■ TASK DETAILS ■
Pick out the lines below that include the string "name".

— start RECORDS FOR THIS TASK —

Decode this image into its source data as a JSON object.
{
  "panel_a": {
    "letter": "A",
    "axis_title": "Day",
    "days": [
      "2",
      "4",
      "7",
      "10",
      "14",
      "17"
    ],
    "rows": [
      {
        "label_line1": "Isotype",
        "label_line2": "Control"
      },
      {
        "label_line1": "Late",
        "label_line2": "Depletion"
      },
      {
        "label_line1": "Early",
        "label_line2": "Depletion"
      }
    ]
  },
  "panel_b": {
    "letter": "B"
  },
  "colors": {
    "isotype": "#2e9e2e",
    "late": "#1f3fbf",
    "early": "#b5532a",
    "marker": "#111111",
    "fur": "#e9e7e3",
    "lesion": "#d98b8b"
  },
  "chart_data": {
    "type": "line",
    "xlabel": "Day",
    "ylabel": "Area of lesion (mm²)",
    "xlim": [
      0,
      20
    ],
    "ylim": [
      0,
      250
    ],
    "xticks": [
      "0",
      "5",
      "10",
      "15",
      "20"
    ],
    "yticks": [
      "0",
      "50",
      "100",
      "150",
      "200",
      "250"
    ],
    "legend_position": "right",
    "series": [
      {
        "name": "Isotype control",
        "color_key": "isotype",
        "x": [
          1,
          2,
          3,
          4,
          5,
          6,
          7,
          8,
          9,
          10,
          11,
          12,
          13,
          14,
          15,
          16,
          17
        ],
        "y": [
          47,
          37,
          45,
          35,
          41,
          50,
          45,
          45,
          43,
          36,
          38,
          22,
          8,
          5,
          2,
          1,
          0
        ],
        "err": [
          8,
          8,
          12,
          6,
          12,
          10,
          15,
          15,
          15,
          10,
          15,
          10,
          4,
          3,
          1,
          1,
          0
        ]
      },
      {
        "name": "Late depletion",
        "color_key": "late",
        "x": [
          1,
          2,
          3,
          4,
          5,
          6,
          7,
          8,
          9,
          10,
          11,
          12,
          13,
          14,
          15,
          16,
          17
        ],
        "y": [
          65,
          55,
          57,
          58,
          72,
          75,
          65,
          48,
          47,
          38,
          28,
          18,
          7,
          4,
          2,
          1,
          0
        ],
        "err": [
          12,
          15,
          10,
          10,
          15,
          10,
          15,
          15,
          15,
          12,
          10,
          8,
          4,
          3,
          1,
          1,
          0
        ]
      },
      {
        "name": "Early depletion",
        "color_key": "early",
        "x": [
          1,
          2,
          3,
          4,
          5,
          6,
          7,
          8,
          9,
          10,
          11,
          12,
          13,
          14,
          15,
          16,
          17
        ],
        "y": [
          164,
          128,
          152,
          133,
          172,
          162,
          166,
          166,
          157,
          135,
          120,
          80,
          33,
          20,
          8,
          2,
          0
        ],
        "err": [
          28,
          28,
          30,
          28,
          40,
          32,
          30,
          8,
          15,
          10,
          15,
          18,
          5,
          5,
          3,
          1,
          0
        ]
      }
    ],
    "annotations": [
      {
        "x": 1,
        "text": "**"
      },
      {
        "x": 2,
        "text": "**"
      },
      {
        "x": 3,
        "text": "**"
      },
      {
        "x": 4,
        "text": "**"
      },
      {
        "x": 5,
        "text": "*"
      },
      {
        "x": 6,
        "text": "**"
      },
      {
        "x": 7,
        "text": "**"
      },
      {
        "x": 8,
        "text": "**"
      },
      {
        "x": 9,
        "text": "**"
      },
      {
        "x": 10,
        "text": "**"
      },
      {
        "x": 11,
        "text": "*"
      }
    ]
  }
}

— end RECORDS FOR THIS TASK —

■ SOLVED PROBLEM ■
        "name": "Isotype control",
        "name": "Late depletion",
        "name": "Early depletion",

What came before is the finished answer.